# Work required
Determine how many lines of the data below contain "routes", then give only that number.

# Dataset excerpts
# # # # #

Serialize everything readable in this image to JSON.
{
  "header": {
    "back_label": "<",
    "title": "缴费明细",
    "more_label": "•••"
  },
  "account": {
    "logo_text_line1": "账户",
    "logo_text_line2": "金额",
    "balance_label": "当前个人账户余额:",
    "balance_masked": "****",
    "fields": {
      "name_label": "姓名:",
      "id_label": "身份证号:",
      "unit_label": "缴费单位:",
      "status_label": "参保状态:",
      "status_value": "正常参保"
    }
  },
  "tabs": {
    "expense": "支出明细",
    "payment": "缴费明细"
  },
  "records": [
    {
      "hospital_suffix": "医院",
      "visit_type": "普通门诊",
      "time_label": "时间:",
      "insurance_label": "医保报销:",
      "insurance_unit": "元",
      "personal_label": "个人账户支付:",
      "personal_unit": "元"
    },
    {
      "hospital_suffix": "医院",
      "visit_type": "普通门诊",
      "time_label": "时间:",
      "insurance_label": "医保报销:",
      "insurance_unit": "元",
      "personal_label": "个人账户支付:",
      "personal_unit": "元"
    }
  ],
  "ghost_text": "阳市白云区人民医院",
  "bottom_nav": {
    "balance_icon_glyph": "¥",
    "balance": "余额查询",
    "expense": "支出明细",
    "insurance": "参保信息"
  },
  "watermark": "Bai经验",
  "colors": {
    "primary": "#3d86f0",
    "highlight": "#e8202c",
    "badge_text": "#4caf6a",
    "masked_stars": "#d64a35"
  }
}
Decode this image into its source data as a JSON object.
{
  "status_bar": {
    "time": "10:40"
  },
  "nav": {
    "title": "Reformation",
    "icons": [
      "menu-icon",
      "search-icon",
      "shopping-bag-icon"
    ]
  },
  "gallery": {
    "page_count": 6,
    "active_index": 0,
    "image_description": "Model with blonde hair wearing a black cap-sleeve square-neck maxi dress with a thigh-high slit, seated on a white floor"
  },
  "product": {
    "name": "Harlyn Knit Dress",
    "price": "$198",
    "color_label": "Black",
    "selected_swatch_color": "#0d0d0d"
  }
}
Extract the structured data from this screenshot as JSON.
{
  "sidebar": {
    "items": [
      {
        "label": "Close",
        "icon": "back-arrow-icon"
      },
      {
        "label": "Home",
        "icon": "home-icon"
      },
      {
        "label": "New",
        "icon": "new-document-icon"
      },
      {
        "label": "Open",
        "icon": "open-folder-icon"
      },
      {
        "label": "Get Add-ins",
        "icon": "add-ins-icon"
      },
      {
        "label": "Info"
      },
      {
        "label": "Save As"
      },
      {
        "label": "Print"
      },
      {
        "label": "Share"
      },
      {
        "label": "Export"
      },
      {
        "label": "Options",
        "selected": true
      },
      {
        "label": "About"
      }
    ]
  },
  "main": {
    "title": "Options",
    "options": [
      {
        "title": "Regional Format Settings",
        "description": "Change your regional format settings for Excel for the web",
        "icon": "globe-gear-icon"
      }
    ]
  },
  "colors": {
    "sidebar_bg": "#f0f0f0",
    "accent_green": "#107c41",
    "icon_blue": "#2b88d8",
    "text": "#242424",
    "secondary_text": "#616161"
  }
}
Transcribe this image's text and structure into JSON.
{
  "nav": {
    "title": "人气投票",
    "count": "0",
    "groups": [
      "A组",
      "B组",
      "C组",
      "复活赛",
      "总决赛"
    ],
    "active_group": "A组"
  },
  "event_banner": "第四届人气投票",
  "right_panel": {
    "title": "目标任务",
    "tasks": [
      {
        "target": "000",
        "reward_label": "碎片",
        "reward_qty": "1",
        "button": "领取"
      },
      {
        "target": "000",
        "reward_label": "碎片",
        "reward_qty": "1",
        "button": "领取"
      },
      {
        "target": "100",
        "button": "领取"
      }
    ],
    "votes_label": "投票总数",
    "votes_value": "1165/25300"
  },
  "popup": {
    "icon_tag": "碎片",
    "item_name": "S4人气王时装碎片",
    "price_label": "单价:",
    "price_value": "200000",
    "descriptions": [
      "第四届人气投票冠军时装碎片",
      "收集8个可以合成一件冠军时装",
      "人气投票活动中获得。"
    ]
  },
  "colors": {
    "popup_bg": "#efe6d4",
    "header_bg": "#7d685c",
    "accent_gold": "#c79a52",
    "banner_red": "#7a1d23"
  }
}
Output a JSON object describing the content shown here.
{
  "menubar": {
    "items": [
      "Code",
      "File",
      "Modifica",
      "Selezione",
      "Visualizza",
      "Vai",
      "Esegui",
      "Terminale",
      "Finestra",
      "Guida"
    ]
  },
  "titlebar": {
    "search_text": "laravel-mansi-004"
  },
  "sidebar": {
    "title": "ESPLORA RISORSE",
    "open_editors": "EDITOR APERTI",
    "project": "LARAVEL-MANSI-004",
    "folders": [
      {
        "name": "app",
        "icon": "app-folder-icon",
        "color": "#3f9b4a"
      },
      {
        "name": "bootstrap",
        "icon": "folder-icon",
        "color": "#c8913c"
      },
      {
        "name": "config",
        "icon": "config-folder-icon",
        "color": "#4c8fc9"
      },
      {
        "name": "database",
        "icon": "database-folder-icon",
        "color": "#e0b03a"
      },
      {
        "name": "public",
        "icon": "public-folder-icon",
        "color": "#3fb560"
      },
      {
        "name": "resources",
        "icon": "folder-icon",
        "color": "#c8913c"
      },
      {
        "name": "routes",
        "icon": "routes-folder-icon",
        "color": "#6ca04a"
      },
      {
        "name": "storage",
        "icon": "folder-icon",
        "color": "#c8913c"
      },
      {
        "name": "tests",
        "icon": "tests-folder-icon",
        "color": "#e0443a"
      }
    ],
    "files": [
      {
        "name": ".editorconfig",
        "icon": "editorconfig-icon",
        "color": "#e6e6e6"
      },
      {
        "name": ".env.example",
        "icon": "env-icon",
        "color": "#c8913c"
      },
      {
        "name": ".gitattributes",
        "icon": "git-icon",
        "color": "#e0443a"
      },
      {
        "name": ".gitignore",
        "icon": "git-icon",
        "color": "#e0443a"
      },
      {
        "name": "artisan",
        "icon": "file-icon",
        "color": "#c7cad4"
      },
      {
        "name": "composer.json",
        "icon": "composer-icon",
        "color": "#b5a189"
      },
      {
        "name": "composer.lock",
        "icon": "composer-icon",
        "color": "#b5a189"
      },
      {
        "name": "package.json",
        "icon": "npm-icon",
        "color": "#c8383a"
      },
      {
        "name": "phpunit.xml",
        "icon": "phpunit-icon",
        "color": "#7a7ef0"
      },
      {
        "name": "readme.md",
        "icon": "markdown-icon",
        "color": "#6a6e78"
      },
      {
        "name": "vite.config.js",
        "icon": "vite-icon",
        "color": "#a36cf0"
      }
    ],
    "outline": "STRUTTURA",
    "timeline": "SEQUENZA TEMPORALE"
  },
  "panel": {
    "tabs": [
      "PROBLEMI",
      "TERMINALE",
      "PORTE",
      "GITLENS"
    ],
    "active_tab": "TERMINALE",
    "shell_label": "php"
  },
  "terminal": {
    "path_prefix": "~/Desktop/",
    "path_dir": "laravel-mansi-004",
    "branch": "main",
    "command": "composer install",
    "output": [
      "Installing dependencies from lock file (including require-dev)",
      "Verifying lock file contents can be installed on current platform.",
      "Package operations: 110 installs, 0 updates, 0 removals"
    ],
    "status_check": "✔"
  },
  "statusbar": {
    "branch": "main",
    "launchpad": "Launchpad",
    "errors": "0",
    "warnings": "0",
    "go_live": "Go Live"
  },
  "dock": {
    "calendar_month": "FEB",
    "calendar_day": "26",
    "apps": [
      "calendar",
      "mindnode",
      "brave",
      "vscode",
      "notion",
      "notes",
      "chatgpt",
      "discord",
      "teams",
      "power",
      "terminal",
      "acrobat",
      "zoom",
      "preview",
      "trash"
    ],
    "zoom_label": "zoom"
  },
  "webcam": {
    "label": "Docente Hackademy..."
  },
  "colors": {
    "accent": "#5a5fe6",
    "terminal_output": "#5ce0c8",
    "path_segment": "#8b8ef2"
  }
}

# # # # #

# Output of the task
2